[start of Working data]
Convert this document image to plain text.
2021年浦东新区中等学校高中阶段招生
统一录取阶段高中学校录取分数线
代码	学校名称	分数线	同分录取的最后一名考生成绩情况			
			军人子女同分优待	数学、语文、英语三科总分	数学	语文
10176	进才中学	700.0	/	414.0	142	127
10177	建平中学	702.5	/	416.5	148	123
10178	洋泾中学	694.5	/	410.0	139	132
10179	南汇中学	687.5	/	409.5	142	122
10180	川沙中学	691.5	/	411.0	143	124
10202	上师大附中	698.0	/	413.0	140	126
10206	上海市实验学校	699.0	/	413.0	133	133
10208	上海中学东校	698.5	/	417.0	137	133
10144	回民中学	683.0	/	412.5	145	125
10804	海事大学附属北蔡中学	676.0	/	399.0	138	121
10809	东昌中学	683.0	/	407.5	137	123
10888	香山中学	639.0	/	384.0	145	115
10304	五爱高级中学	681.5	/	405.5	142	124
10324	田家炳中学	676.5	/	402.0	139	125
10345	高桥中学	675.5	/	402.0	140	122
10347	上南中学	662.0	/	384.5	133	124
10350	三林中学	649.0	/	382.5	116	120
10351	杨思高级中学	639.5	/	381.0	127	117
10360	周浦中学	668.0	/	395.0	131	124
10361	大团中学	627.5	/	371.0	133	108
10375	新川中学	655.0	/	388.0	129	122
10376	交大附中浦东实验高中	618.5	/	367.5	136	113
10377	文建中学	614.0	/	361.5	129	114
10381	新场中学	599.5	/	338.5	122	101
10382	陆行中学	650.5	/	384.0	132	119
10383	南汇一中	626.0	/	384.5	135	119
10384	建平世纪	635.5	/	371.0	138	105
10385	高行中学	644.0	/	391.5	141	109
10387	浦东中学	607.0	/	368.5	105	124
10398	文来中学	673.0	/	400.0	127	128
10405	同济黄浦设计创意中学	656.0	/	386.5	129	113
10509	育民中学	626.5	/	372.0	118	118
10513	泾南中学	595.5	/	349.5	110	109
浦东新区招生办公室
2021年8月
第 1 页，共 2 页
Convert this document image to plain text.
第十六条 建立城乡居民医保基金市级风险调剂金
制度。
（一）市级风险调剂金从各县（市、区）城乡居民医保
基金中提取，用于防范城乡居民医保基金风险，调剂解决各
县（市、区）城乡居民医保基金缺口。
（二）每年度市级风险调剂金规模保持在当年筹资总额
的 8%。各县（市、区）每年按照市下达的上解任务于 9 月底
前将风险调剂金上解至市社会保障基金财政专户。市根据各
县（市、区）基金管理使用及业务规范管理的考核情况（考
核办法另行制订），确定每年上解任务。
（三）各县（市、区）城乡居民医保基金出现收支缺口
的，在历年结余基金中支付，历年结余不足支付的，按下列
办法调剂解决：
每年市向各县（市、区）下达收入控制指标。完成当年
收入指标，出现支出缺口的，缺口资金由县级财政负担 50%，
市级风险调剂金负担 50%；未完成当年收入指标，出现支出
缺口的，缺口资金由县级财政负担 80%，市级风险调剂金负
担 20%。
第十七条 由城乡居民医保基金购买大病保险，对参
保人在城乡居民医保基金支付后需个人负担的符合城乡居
[end of Working data]
# [Objective]
Exactly reproduce all of the entries.

# [Exercise answer]
Convert this document image to plain text.
2021年浦东新区中等学校高中阶段招生
统一录取阶段高中学校录取分数线
代码	学校名称	分数线	同分录取的最后一名考生成绩情况			
			军人子女同分优待	数学、语文、英语三科总分	数学	语文
10176	进才中学	700.0	/	414.0	142	127
10177	建平中学	702.5	/	416.5	148	123
10178	洋泾中学	694.5	/	410.0	139	132
10179	南汇中学	687.5	/	409.5	142	122
10180	川沙中学	691.5	/	411.0	143	124
10202	上师大附中	698.0	/	413.0	140	126
10206	上海市实验学校	699.0	/	413.0	133	133
10208	上海中学东校	698.5	/	417.0	137	133
10144	回民中学	683.0	/	412.5	145	125
10804	海事大学附属北蔡中学	676.0	/	399.0	138	121
10809	东昌中学	683.0	/	407.5	137	123
10888	香山中学	639.0	/	384.0	145	115
10304	五爱高级中学	681.5	/	405.5	142	124
10324	田家炳中学	676.5	/	402.0	139	125
10345	高桥中学	675.5	/	402.0	140	122
10347	上南中学	662.0	/	384.5	133	124
10350	三林中学	649.0	/	382.5	116	120
10351	杨思高级中学	639.5	/	381.0	127	117
10360	周浦中学	668.0	/	395.0	131	124
10361	大团中学	627.5	/	371.0	133	108
10375	新川中学	655.0	/	388.0	129	122
10376	交大附中浦东实验高中	618.5	/	367.5	136	113
10377	文建中学	614.0	/	361.5	129	114
10381	新场中学	599.5	/	338.5	122	101
10382	陆行中学	650.5	/	384.0	132	119
10383	南汇一中	626.0	/	384.5	135	119
10384	建平世纪	635.5	/	371.0	138	105
10385	高行中学	644.0	/	391.5	141	109
10387	浦东中学	607.0	/	368.5	105	124
10398	文来中学	673.0	/	400.0	127	128
10405	同济黄浦设计创意中学	656.0	/	386.5	129	113
10509	育民中学	626.5	/	372.0	118	118
10513	泾南中学	595.5	/	349.5	110	109
浦东新区招生办公室
2021年8月
第 1 页，共 2 页
Convert this document image to plain text.
第十六条 建立城乡居民医保基金市级风险调剂金
制度。
（一）市级风险调剂金从各县（市、区）城乡居民医保
基金中提取，用于防范城乡居民医保基金风险，调剂解决各
县（市、区）城乡居民医保基金缺口。
（二）每年度市级风险调剂金规模保持在当年筹资总额
的 8%。各县（市、区）每年按照市下达的上解任务于 9 月底
前将风险调剂金上解至市社会保障基金财政专户。市根据各
县（市、区）基金管理使用及业务规范管理的考核情况（考
核办法另行制订），确定每年上解任务。
（三）各县（市、区）城乡居民医保基金出现收支缺口
的，在历年结余基金中支付，历年结余不足支付的，按下列
办法调剂解决：
每年市向各县（市、区）下达收入控制指标。完成当年
收入指标，出现支出缺口的，缺口资金由县级财政负担 50%，
市级风险调剂金负担 50%；未完成当年收入指标，出现支出
缺口的，缺口资金由县级财政负担 80%，市级风险调剂金负
担 20%。
第十七条 由城乡居民医保基金购买大病保险，对参
保人在城乡居民医保基金支付后需个人负担的符合城乡居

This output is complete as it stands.